____ SECCIÓN DEL DOCUMENTO
A pesar de que a Javier Milei se lo meritúa o se lo desvaloriza (según con qué cristal se lo mire) por las grandes diferencias que como personalidad, estilo, ideas y tantas otras cosas tiene con respecto al resto de la clase política, y en particular con todos los presidentes que lo antecedieron, es muy probable que la principal característica de sus primeros dos años al mando de la república argentina, sea la misma que tuvieron, tienen y nada indica que no seguirán teniendo, la inmensa mayoría de los dirigentes políticos del país: el ánimo, la voluntad, la pretensión, la utopía "refundacional", o mejor dicho, el delirio "refundacional". En efecto, cada uno que asume se cree diferente al resto y quiere empezar de cero, como si fuera el primero, despreciando, minimizando, olvidando, o lo que es peor, tratando de borrar todo lo que hicieron todos antes de él. Y no sólo lo malo, también lo bueno; en realidad, todo. Algo que es, fue y será absolutamente imposible, además de absolutamente negativo. El peor rasgo de la "argentinidad".
He aquí la madre de todos los errores políticos argentinos: el haber pretendido refundar de cero tantas veces el país, por lo que siempre cometemos los mismos errores, aunque estén disfrazados de las más distintas ideologías y estilos políticos. Significa, en términos concretos, la incapacidad de aprender del pasado.
Ese gran defecto nacional sea quizá la razón principal de la permanencia exitosa (exitosa por permanente, no porque haya mejorado la vida de la Argentina y/o de los argentinos) del peronismo, que en estos días cumplió sus primeros 80 años no sólo como fuerza política, sino como la fuerza política argentina hegemónica, tanto cuando está en el gobierno como cuando no lo está. El peronismo ha disfrazado el estigma de la refundación eterna, ejerciendo el gattopardismo más grande: cambiar siempre todo lo que haya que cambiar, para poder seguir siendo siempre el mismo y con los mismos de siempre. El malentendido más grave lo cometen quienes afirman: "Menem no es peronista", o "los Kirchner no son peronistas", o "Massa no es peronista". En realidad, todos lo son. El peronismo es el único partido (o movimiento como se gusta llamar) que ha hecho de la refundación permanente una virtud para sí mismo y, a la vez, el principal defecto para el país.
________
Por favor, repite textualmente el pasaje del artículo sobre Milei y el peronismo que empieza con las palabras que contienen "He aquí la madre" y termina con "aprender del pasado.". Las entradas no hacen falta para resolver nada.
____ ENTRADAS EXTRAÍDAS
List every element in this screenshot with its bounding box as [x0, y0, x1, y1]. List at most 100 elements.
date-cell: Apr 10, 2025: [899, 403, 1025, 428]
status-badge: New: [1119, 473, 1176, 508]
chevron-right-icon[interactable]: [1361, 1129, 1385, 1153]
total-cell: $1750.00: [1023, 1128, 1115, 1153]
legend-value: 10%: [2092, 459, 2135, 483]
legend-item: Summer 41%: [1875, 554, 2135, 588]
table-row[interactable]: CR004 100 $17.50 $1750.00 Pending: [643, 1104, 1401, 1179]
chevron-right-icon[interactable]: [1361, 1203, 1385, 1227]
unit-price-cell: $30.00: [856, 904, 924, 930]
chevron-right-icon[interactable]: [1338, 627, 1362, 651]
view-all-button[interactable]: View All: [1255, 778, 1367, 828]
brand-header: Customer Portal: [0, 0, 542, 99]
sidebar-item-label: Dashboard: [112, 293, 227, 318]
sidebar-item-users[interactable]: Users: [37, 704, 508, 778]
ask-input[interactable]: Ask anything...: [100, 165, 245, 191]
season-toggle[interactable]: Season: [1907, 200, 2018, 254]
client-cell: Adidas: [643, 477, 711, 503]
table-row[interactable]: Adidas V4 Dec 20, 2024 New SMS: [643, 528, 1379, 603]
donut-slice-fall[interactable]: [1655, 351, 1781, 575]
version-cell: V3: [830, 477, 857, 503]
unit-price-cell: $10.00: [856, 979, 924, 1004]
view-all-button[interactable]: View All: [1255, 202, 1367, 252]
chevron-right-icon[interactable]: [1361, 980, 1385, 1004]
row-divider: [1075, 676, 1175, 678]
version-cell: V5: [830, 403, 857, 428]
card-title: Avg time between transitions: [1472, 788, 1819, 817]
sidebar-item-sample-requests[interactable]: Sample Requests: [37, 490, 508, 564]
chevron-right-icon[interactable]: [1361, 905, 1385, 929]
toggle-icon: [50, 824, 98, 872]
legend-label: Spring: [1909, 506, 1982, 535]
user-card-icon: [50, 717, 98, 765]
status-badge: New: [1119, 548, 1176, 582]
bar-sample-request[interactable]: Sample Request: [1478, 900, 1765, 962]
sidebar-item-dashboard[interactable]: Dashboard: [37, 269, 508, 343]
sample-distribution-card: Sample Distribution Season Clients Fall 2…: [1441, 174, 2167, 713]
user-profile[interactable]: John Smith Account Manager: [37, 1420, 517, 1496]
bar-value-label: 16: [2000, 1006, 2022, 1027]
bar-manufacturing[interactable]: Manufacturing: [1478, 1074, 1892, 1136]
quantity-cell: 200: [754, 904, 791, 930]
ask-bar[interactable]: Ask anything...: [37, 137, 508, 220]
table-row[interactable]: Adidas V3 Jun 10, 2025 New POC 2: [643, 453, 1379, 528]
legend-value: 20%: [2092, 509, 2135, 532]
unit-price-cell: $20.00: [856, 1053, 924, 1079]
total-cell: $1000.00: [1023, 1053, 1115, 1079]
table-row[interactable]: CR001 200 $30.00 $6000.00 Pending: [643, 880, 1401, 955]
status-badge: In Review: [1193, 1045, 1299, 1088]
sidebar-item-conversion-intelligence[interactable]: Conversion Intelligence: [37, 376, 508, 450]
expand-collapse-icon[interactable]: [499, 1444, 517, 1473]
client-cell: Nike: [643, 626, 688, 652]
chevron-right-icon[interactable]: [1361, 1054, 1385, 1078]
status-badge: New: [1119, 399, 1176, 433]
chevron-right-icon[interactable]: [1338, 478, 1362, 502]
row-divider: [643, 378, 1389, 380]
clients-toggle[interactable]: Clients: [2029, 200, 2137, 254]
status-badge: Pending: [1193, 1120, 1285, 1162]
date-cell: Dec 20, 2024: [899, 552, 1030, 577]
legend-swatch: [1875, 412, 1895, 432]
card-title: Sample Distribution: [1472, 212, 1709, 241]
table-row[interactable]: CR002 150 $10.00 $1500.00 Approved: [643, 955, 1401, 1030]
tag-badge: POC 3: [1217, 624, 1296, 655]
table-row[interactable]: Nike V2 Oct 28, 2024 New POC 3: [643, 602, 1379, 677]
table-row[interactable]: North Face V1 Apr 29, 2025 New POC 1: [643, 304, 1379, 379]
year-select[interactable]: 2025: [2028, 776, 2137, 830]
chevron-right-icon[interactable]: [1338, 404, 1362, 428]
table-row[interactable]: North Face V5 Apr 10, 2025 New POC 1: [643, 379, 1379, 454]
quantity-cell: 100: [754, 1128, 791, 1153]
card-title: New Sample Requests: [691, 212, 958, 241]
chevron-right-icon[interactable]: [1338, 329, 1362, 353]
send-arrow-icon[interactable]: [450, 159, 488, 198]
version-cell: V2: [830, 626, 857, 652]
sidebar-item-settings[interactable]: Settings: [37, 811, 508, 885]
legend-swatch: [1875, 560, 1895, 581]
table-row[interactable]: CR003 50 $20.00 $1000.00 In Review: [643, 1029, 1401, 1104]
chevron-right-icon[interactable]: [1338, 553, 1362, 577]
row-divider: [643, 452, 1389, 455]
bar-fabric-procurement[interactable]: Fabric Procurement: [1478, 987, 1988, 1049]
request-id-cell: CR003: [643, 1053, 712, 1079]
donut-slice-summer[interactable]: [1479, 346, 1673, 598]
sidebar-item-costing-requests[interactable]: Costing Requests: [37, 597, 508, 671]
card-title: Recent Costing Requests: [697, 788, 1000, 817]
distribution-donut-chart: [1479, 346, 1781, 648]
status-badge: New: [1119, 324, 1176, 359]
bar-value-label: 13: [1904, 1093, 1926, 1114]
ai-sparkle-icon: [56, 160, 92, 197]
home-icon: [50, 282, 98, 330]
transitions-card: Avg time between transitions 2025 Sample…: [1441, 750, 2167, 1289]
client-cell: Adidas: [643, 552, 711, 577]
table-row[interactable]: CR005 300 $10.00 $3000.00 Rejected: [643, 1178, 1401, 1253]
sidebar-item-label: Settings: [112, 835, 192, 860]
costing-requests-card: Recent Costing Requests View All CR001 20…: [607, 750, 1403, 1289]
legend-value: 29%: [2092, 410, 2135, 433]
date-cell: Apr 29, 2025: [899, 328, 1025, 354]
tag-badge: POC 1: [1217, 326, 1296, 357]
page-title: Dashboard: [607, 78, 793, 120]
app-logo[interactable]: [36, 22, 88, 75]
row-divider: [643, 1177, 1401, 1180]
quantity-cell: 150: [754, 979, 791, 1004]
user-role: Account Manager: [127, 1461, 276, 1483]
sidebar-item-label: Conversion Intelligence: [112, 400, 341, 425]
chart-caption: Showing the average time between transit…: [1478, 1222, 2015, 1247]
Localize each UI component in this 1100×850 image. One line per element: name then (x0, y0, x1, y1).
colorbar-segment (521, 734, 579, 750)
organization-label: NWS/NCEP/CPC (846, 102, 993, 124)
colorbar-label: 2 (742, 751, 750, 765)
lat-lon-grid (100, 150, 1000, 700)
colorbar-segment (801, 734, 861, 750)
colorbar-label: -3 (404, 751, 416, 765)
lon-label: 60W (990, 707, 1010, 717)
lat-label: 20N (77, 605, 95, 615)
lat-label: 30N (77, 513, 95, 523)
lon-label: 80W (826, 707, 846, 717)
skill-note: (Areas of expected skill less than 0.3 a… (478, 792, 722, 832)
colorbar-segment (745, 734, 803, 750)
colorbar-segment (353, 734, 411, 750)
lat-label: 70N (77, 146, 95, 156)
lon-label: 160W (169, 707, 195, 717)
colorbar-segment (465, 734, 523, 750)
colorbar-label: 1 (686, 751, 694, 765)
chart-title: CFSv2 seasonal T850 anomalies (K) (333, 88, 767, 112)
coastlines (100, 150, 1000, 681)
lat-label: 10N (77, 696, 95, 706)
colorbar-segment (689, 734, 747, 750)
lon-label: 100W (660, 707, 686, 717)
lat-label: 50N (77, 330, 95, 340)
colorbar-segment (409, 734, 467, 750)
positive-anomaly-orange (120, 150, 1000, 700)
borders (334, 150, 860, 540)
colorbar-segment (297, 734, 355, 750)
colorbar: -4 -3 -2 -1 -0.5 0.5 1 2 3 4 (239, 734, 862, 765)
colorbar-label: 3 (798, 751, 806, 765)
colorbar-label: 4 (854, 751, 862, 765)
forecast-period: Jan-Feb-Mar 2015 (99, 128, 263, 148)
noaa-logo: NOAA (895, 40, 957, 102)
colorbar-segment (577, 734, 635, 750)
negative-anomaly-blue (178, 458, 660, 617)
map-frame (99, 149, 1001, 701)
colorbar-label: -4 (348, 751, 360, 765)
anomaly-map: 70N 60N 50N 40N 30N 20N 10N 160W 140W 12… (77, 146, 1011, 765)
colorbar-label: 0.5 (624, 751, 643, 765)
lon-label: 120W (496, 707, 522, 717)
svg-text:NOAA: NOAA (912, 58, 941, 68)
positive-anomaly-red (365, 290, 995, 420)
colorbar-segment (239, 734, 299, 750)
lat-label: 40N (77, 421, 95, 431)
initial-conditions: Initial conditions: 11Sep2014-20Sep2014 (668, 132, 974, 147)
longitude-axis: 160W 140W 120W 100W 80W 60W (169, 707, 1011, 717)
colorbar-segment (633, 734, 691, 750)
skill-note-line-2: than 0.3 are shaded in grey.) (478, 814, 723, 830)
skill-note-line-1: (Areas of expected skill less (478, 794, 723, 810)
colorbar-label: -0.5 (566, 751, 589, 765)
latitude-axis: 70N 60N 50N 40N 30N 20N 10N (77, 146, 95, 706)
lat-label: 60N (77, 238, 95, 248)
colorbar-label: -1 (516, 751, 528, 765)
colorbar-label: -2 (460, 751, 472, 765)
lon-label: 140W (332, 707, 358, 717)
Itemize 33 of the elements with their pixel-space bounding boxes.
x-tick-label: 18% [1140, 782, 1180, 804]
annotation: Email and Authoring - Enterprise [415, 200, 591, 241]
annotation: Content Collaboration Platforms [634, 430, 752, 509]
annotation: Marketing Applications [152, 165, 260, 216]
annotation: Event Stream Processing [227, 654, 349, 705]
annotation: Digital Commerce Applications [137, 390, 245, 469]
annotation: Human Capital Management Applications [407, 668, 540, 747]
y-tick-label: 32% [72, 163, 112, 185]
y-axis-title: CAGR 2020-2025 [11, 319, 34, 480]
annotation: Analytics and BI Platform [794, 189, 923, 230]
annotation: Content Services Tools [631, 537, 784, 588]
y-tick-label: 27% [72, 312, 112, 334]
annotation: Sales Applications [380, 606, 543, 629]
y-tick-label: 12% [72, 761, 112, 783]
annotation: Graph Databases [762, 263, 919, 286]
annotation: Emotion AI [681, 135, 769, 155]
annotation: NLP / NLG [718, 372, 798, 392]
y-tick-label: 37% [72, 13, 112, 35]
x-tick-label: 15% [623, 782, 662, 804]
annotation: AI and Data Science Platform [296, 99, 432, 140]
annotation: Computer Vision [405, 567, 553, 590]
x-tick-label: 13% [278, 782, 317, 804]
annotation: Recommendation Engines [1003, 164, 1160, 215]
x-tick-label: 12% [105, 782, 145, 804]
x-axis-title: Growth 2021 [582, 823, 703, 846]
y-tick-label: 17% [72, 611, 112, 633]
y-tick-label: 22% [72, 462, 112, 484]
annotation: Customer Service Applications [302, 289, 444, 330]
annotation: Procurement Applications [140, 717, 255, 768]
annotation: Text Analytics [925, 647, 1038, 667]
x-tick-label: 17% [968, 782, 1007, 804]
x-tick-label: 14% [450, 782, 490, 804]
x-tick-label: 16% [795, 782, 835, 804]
________
RESULTADO DEL EJERCICIO:
He aquí la madre de todos los errores políticos argentinos: el haber pretendido refundar de cero tantas veces el país, por lo que siempre cometemos los mismos errores, aunque estén disfrazados de las más distintas ideologías y estilos políticos. Significa, en términos concretos, la incapacidad de aprender del pasado.